• Extracted data:
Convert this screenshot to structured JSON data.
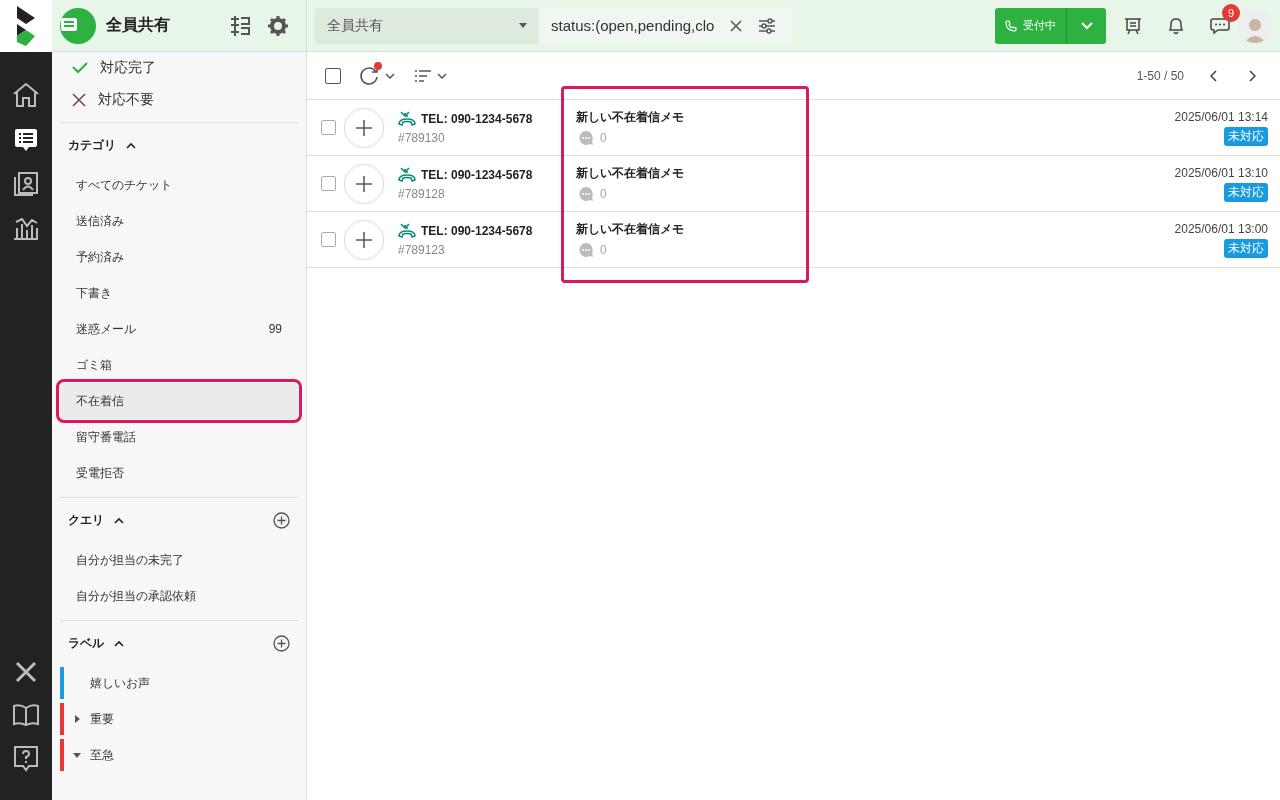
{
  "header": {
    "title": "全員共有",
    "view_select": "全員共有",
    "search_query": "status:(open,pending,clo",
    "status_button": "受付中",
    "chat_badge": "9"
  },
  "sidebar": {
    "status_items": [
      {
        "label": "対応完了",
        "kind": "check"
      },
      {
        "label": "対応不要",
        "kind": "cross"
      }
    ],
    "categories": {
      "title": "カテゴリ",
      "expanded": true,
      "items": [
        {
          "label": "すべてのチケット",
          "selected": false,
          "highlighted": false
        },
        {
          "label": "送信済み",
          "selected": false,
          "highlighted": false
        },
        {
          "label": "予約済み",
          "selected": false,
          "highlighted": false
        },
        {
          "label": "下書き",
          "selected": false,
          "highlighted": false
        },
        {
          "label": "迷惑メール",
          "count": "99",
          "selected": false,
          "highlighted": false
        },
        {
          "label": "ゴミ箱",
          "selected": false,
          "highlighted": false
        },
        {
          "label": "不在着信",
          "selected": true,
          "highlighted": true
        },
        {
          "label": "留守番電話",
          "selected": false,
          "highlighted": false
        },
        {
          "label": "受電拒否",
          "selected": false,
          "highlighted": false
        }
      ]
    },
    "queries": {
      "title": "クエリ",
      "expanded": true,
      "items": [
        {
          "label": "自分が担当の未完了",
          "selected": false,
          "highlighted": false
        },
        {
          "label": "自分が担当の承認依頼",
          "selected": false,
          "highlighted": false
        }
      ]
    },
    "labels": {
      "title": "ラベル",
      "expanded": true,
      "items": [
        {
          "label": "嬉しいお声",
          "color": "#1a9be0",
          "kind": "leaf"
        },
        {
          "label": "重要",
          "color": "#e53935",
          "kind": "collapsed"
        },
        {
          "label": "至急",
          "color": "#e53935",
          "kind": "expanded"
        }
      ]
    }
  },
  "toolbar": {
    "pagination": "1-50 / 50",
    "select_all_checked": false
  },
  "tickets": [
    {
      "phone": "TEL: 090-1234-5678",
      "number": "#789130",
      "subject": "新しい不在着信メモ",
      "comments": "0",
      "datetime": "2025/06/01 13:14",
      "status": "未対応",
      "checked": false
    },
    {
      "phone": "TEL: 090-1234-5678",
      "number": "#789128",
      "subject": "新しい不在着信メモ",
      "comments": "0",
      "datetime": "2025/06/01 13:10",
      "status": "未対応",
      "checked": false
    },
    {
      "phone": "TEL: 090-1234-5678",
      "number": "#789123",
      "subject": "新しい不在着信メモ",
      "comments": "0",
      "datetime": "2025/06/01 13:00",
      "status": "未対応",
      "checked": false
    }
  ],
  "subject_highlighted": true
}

• Directive:
Find the string "number" in the entries above and return each line that holds it.

• Reply to the exercise:
      "number": "#789130",
      "number": "#789128",
      "number": "#789123",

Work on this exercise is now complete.